Each line below is to be written out in full, exactly as shown.

- **Record list**:
____________

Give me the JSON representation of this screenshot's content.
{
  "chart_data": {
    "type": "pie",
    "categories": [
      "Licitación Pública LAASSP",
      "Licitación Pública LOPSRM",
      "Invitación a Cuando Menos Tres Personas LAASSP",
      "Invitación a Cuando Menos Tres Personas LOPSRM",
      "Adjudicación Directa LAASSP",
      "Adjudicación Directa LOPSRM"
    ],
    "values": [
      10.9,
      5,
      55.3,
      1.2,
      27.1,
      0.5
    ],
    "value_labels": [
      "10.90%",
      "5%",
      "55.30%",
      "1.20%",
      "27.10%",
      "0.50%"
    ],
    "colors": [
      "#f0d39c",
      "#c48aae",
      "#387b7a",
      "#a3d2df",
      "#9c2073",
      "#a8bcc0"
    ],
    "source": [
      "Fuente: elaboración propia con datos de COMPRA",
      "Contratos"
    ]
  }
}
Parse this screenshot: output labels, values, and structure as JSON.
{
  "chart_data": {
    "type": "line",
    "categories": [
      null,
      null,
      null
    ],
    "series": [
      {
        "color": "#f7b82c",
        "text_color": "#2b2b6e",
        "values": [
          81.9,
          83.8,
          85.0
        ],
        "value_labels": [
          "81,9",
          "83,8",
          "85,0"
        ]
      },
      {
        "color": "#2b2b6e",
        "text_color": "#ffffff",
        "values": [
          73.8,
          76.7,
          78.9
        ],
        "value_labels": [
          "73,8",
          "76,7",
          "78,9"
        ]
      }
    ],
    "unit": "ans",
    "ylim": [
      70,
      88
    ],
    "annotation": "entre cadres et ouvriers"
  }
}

____________

- **Solved problem**:
Give me the JSON representation of this screenshot's content.
{
  "chart_data": {
    "type": "pie",
    "categories": [
      "Licitación Pública LAASSP",
      "Licitación Pública LOPSRM",
      "Invitación a Cuando Menos Tres Personas LAASSP",
      "Invitación a Cuando Menos Tres Personas LOPSRM",
      "Adjudicación Directa LAASSP",
      "Adjudicación Directa LOPSRM"
    ],
    "values": [
      10.9,
      5,
      55.3,
      1.2,
      27.1,
      0.5
    ],
    "value_labels": [
      "10.90%",
      "5%",
      "55.30%",
      "1.20%",
      "27.10%",
      "0.50%"
    ],
    "colors": [
      "#f0d39c",
      "#c48aae",
      "#387b7a",
      "#a3d2df",
      "#9c2073",
      "#a8bcc0"
    ],
    "source": [
      "Fuente: elaboración propia con datos de COMPRA",
      "Contratos"
    ]
  }
}
Parse this screenshot: output labels, values, and structure as JSON.
{
  "chart_data": {
    "type": "line",
    "categories": [
      null,
      null,
      null
    ],
    "series": [
      {
        "color": "#f7b82c",
        "text_color": "#2b2b6e",
        "values": [
          81.9,
          83.8,
          85.0
        ],
        "value_labels": [
          "81,9",
          "83,8",
          "85,0"
        ]
      },
      {
        "color": "#2b2b6e",
        "text_color": "#ffffff",
        "values": [
          73.8,
          76.7,
          78.9
        ],
        "value_labels": [
          "73,8",
          "76,7",
          "78,9"
        ]
      }
    ],
    "unit": "ans",
    "ylim": [
      70,
      88
    ],
    "annotation": "entre cadres et ouvriers"
  }
}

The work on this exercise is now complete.